[START]
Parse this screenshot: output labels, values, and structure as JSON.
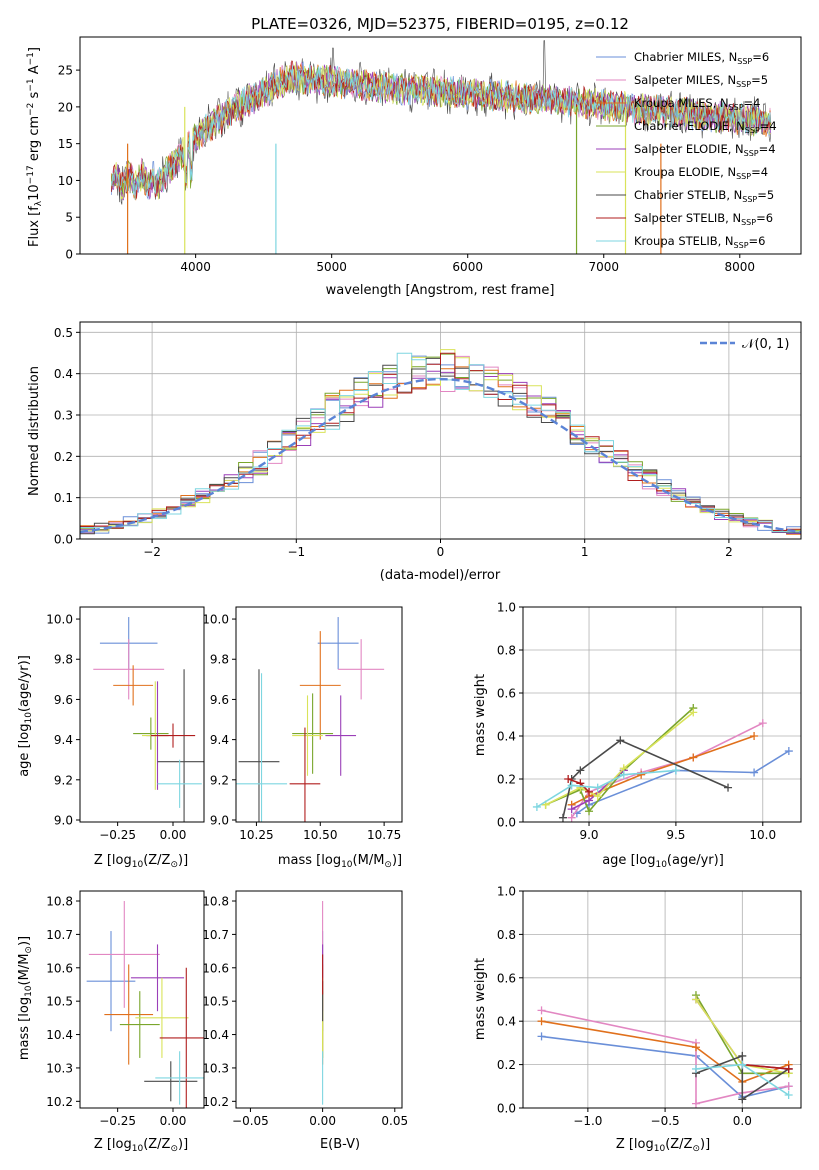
{
  "colors": [
    "#6a8fd8",
    "#e287c2",
    "#e0701c",
    "#7aa62c",
    "#9b3fb8",
    "#d9e35a",
    "#4a4a4a",
    "#b01e1e",
    "#7ed6e0"
  ],
  "chart_data": [
    {
      "id": "spectrum",
      "type": "line",
      "title": "PLATE=0326, MJD=52375, FIBERID=0195, z=0.12",
      "xlabel": "wavelength [Angstrom, rest frame]",
      "ylabel": "Flux [f",
      "ylabel_rest": "10",
      "ylabel_exp": "−17",
      "ylabel_units": " erg cm",
      "ylabel_units2": " s",
      "ylabel_units3": " A",
      "xlim": [
        3150,
        8450
      ],
      "ylim": [
        0,
        29.5
      ],
      "xticks": [
        "4000",
        "5000",
        "6000",
        "7000",
        "8000"
      ],
      "yticks": [
        "0",
        "5",
        "10",
        "15",
        "20",
        "25"
      ],
      "grid": false,
      "legend_position": "top-right",
      "series_names": [
        "Chabrier MILES, N",
        "Salpeter MILES, N",
        "Kroupa MILES, N",
        "Chabrier ELODIE, N",
        "Salpeter ELODIE, N",
        "Kroupa ELODIE, N",
        "Chabrier STELIB, N",
        "Salpeter STELIB, N",
        "Kroupa STELIB, N"
      ],
      "series_nssp": [
        "6",
        "5",
        "4",
        "4",
        "4",
        "4",
        "5",
        "6",
        "6"
      ],
      "nssp_sub": "SSP",
      "nssp_eq": "="
    },
    {
      "id": "residuals",
      "type": "line",
      "xlabel": "(data-model)/error",
      "ylabel": "Normed distribution",
      "xlim": [
        -2.5,
        2.5
      ],
      "ylim": [
        0,
        0.525
      ],
      "xticks": [
        "−2",
        "−1",
        "0",
        "1",
        "2"
      ],
      "yticks": [
        "0.0",
        "0.1",
        "0.2",
        "0.3",
        "0.4",
        "0.5"
      ],
      "grid": true,
      "legend_position": "top-right",
      "legend_label": "𝒩(0, 1)"
    },
    {
      "id": "age-vs-Z",
      "type": "scatter",
      "xlabel": "Z [log",
      "xlabel_sub": "10",
      "xlabel_rest": "(Z/Z",
      "ylabel": "age  [log",
      "ylabel_sub": "10",
      "ylabel_rest": "(age/yr)]",
      "xlim": [
        -0.42,
        0.14
      ],
      "ylim": [
        8.99,
        10.06
      ],
      "xticks": [
        "−0.25",
        "0.00"
      ],
      "yticks": [
        "9.0",
        "9.2",
        "9.4",
        "9.6",
        "9.8",
        "10.0"
      ],
      "points": [
        {
          "x": -0.2,
          "xerr": 0.13,
          "y": 9.88,
          "yerr": 0.13
        },
        {
          "x": -0.2,
          "xerr": 0.16,
          "y": 9.75,
          "yerr": 0.15
        },
        {
          "x": -0.18,
          "xerr": 0.09,
          "y": 9.67,
          "yerr": 0.1
        },
        {
          "x": -0.1,
          "xerr": 0.08,
          "y": 9.43,
          "yerr": 0.08
        },
        {
          "x": -0.07,
          "xerr": 0.05,
          "y": 9.42,
          "yerr": 0.27
        },
        {
          "x": -0.08,
          "xerr": 0.06,
          "y": 9.42,
          "yerr": 0.27
        },
        {
          "x": 0.05,
          "xerr": 0.12,
          "y": 9.29,
          "yerr": 0.46
        },
        {
          "x": 0.0,
          "xerr": 0.1,
          "y": 9.42,
          "yerr": 0.06
        },
        {
          "x": 0.03,
          "xerr": 0.1,
          "y": 9.18,
          "yerr": 0.12
        }
      ]
    },
    {
      "id": "age-vs-mass",
      "type": "scatter",
      "xlabel": "mass [log",
      "xlabel_sub": "10",
      "xlabel_rest": "(M/M",
      "xlim": [
        10.17,
        10.82
      ],
      "ylim": [
        8.99,
        10.06
      ],
      "xticks": [
        "10.25",
        "10.50",
        "10.75"
      ],
      "yticks": [
        "9.0",
        "9.2",
        "9.4",
        "9.6",
        "9.8",
        "10.0"
      ],
      "points": [
        {
          "x": 10.57,
          "xerr": 0.08,
          "y": 9.88,
          "yerr": 0.13
        },
        {
          "x": 10.66,
          "xerr": 0.09,
          "y": 9.75,
          "yerr": 0.15
        },
        {
          "x": 10.5,
          "xerr": 0.08,
          "y": 9.67,
          "yerr": 0.27
        },
        {
          "x": 10.47,
          "xerr": 0.08,
          "y": 9.43,
          "yerr": 0.2
        },
        {
          "x": 10.58,
          "xerr": 0.06,
          "y": 9.42,
          "yerr": 0.2
        },
        {
          "x": 10.45,
          "xerr": 0.06,
          "y": 9.42,
          "yerr": 0.2
        },
        {
          "x": 10.26,
          "xerr": 0.08,
          "y": 9.29,
          "yerr": 0.46
        },
        {
          "x": 10.44,
          "xerr": 0.06,
          "y": 9.18,
          "yerr": 0.28
        },
        {
          "x": 10.27,
          "xerr": 0.1,
          "y": 9.18,
          "yerr": 0.55
        }
      ]
    },
    {
      "id": "mass-weight-vs-age",
      "type": "line",
      "xlabel": "age  [log",
      "xlabel_sub": "10",
      "xlabel_rest": "(age/yr)]",
      "ylabel": "mass weight",
      "xlim": [
        8.62,
        10.22
      ],
      "ylim": [
        0,
        1
      ],
      "xticks": [
        "9.0",
        "9.5",
        "10.0"
      ],
      "yticks": [
        "0.0",
        "0.2",
        "0.4",
        "0.6",
        "0.8",
        "1.0"
      ],
      "grid": true,
      "series": [
        {
          "x": [
            8.93,
            9.0,
            9.5,
            9.95,
            10.15
          ],
          "y": [
            0.04,
            0.08,
            0.24,
            0.23,
            0.33
          ]
        },
        {
          "x": [
            8.9,
            9.0,
            9.3,
            9.6,
            10.0
          ],
          "y": [
            0.02,
            0.14,
            0.23,
            0.3,
            0.46
          ]
        },
        {
          "x": [
            8.9,
            9.0,
            9.3,
            9.6,
            9.95
          ],
          "y": [
            0.08,
            0.12,
            0.22,
            0.3,
            0.4
          ]
        },
        {
          "x": [
            8.75,
            8.95,
            9.0,
            9.2,
            9.6
          ],
          "y": [
            0.08,
            0.15,
            0.05,
            0.24,
            0.53
          ]
        },
        {
          "x": [
            8.9,
            9.0,
            9.2
          ],
          "y": [
            0.06,
            0.1,
            0.24
          ]
        },
        {
          "x": [
            8.75,
            8.95,
            9.05,
            9.2,
            9.6
          ],
          "y": [
            0.08,
            0.16,
            0.12,
            0.25,
            0.51
          ]
        },
        {
          "x": [
            8.85,
            8.9,
            8.95,
            9.18,
            9.8
          ],
          "y": [
            0.02,
            0.2,
            0.24,
            0.38,
            0.16
          ]
        },
        {
          "x": [
            8.88,
            8.95,
            9.0
          ],
          "y": [
            0.2,
            0.18,
            0.14
          ]
        },
        {
          "x": [
            8.7,
            8.9,
            9.05,
            9.2,
            9.5
          ],
          "y": [
            0.07,
            0.17,
            0.16,
            0.22,
            0.24
          ]
        }
      ]
    },
    {
      "id": "mass-vs-Z",
      "type": "scatter",
      "xlabel": "Z [log",
      "xlabel_sub": "10",
      "xlabel_rest": "(Z/Z",
      "ylabel": "mass [log",
      "ylabel_sub": "10",
      "ylabel_rest": "(M/M",
      "xlim": [
        -0.42,
        0.14
      ],
      "ylim": [
        10.18,
        10.83
      ],
      "xticks": [
        "−0.25",
        "0.00"
      ],
      "yticks": [
        "10.2",
        "10.3",
        "10.4",
        "10.5",
        "10.6",
        "10.7",
        "10.8"
      ],
      "points": [
        {
          "x": -0.28,
          "xerr": 0.11,
          "y": 10.56,
          "yerr": 0.15
        },
        {
          "x": -0.22,
          "xerr": 0.16,
          "y": 10.64,
          "yerr": 0.16
        },
        {
          "x": -0.2,
          "xerr": 0.11,
          "y": 10.46,
          "yerr": 0.15
        },
        {
          "x": -0.15,
          "xerr": 0.09,
          "y": 10.43,
          "yerr": 0.1
        },
        {
          "x": -0.07,
          "xerr": 0.12,
          "y": 10.57,
          "yerr": 0.1
        },
        {
          "x": -0.05,
          "xerr": 0.12,
          "y": 10.45,
          "yerr": 0.12
        },
        {
          "x": -0.01,
          "xerr": 0.12,
          "y": 10.26,
          "yerr": 0.06
        },
        {
          "x": 0.06,
          "xerr": 0.12,
          "y": 10.39,
          "yerr": 0.21
        },
        {
          "x": 0.03,
          "xerr": 0.11,
          "y": 10.27,
          "yerr": 0.08
        }
      ]
    },
    {
      "id": "mass-vs-EBV",
      "type": "scatter",
      "xlabel": "E(B-V)",
      "xlim": [
        -0.06,
        0.055
      ],
      "ylim": [
        10.18,
        10.83
      ],
      "xticks": [
        "−0.05",
        "0.00",
        "0.05"
      ],
      "yticks": [
        "10.2",
        "10.3",
        "10.4",
        "10.5",
        "10.6",
        "10.7",
        "10.8"
      ],
      "points": [
        {
          "x": 0,
          "y": 10.56,
          "yerr": 0.15
        },
        {
          "x": 0,
          "y": 10.64,
          "yerr": 0.16
        },
        {
          "x": 0,
          "y": 10.46,
          "yerr": 0.15
        },
        {
          "x": 0,
          "y": 10.43,
          "yerr": 0.1
        },
        {
          "x": 0,
          "y": 10.57,
          "yerr": 0.1
        },
        {
          "x": 0,
          "y": 10.45,
          "yerr": 0.12
        },
        {
          "x": 0,
          "y": 10.5,
          "yerr": 0.06
        },
        {
          "x": 0,
          "y": 10.58,
          "yerr": 0.06
        },
        {
          "x": 0,
          "y": 10.27,
          "yerr": 0.08
        }
      ]
    },
    {
      "id": "mass-weight-vs-Z",
      "type": "line",
      "xlabel": "Z [log",
      "xlabel_sub": "10",
      "xlabel_rest": "(Z/Z",
      "ylabel": "mass weight",
      "xlim": [
        -1.42,
        0.38
      ],
      "ylim": [
        0,
        1
      ],
      "xticks": [
        "−1.0",
        "−0.5",
        "0.0"
      ],
      "yticks": [
        "0.0",
        "0.2",
        "0.4",
        "0.6",
        "0.8",
        "1.0"
      ],
      "grid": true,
      "series": [
        {
          "x": [
            -1.3,
            -0.3,
            0.0,
            0.3
          ],
          "y": [
            0.33,
            0.24,
            0.05,
            0.1
          ]
        },
        {
          "x": [
            -1.3,
            -0.3,
            -0.3,
            0.0,
            0.3
          ],
          "y": [
            0.45,
            0.3,
            0.02,
            0.07,
            0.1
          ]
        },
        {
          "x": [
            -1.3,
            -0.3,
            0.0,
            0.3
          ],
          "y": [
            0.4,
            0.28,
            0.12,
            0.2
          ]
        },
        {
          "x": [
            -0.3,
            0.0,
            0.3
          ],
          "y": [
            0.52,
            0.16,
            0.16
          ]
        },
        {
          "x": [
            -0.3,
            0.0,
            0.3
          ],
          "y": [
            0.5,
            0.2,
            0.18
          ]
        },
        {
          "x": [
            -0.3,
            0.0,
            0.3
          ],
          "y": [
            0.5,
            0.2,
            0.16
          ]
        },
        {
          "x": [
            -0.3,
            0.0,
            0.0,
            0.3
          ],
          "y": [
            0.16,
            0.24,
            0.04,
            0.18
          ]
        },
        {
          "x": [
            0.0,
            0.3
          ],
          "y": [
            0.2,
            0.18
          ]
        },
        {
          "x": [
            -0.3,
            0.0,
            0.3
          ],
          "y": [
            0.18,
            0.2,
            0.06
          ]
        }
      ]
    }
  ]
}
[END]
**Exercise:** Report how many lines in this data include the string "MILES", and nothing else.

**Solution to the exercise:** 3